> _EXERCISE BRIEF_
Reproduce every line of the data below word for word, without any changes.

Element region listings:
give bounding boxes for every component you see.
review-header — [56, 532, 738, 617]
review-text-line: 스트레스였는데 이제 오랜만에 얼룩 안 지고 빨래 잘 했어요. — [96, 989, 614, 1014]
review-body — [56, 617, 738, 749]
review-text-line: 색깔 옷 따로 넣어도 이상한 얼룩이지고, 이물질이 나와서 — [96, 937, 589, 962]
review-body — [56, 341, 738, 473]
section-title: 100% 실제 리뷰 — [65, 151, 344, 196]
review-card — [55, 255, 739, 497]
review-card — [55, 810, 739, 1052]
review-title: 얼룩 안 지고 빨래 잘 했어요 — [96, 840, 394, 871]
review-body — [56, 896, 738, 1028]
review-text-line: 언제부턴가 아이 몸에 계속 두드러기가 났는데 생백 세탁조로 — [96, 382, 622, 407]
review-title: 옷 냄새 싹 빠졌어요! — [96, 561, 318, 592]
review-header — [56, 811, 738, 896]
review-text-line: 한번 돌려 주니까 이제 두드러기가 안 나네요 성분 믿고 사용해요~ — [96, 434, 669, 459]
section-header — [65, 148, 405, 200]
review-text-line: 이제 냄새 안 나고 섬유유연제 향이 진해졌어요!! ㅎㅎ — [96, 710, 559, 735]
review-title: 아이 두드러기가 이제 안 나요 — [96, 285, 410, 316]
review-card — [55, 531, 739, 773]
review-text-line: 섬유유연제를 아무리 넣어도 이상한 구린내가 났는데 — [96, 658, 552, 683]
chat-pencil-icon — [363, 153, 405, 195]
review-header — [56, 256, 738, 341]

> _TASK OUTPUT_
give bounding boxes for every component you see.
review-header — [56, 532, 738, 617]
review-text-line: 스트레스였는데 이제 오랜만에 얼룩 안 지고 빨래 잘 했어요. — [96, 989, 614, 1014]
review-body — [56, 617, 738, 749]
review-text-line: 색깔 옷 따로 넣어도 이상한 얼룩이지고, 이물질이 나와서 — [96, 937, 589, 962]
review-body — [56, 341, 738, 473]
section-title: 100% 실제 리뷰 — [65, 151, 344, 196]
review-card — [55, 255, 739, 497]
review-card — [55, 810, 739, 1052]
review-title: 얼룩 안 지고 빨래 잘 했어요 — [96, 840, 394, 871]
review-body — [56, 896, 738, 1028]
review-text-line: 언제부턴가 아이 몸에 계속 두드러기가 났는데 생백 세탁조로 — [96, 382, 622, 407]
review-title: 옷 냄새 싹 빠졌어요! — [96, 561, 318, 592]
review-header — [56, 811, 738, 896]
review-text-line: 한번 돌려 주니까 이제 두드러기가 안 나네요 성분 믿고 사용해요~ — [96, 434, 669, 459]
section-header — [65, 148, 405, 200]
review-text-line: 이제 냄새 안 나고 섬유유연제 향이 진해졌어요!! ㅎㅎ — [96, 710, 559, 735]
review-title: 아이 두드러기가 이제 안 나요 — [96, 285, 410, 316]
review-card — [55, 531, 739, 773]
review-text-line: 섬유유연제를 아무리 넣어도 이상한 구린내가 났는데 — [96, 658, 552, 683]
chat-pencil-icon — [363, 153, 405, 195]
review-header — [56, 256, 738, 341]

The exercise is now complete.